WHAT YOU WILL DO -
Below is a block of data; give all of it again word for word.

ENTRIES -
## Begin

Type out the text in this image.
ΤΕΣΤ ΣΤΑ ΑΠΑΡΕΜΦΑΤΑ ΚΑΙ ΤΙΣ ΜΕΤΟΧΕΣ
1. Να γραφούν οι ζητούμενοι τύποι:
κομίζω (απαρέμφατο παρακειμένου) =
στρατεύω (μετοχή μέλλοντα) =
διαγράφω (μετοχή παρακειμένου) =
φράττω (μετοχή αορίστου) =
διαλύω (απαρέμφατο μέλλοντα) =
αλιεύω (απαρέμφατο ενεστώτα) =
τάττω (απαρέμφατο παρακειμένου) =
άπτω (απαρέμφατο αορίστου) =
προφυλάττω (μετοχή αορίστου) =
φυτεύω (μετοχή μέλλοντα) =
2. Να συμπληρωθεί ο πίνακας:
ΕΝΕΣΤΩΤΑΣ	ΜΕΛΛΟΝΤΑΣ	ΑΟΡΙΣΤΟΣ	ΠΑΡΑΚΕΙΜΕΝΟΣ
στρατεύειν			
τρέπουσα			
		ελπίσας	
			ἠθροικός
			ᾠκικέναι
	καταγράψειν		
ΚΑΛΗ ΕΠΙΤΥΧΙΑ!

## End

RESPONSE TO THIS EXERCISE -
Type out the text in this image.
ΤΕΣΤ ΣΤΑ ΑΠΑΡΕΜΦΑΤΑ ΚΑΙ ΤΙΣ ΜΕΤΟΧΕΣ
1. Να γραφούν οι ζητούμενοι τύποι:
κομίζω (απαρέμφατο παρακειμένου) =
στρατεύω (μετοχή μέλλοντα) =
διαγράφω (μετοχή παρακειμένου) =
φράττω (μετοχή αορίστου) =
διαλύω (απαρέμφατο μέλλοντα) =
αλιεύω (απαρέμφατο ενεστώτα) =
τάττω (απαρέμφατο παρακειμένου) =
άπτω (απαρέμφατο αορίστου) =
προφυλάττω (μετοχή αορίστου) =
φυτεύω (μετοχή μέλλοντα) =
2. Να συμπληρωθεί ο πίνακας:
ΕΝΕΣΤΩΤΑΣ	ΜΕΛΛΟΝΤΑΣ	ΑΟΡΙΣΤΟΣ	ΠΑΡΑΚΕΙΜΕΝΟΣ
στρατεύειν			
τρέπουσα			
		ελπίσας	
			ἠθροικός
			ᾠκικέναι
	καταγράψειν		
ΚΑΛΗ ΕΠΙΤΥΧΙΑ!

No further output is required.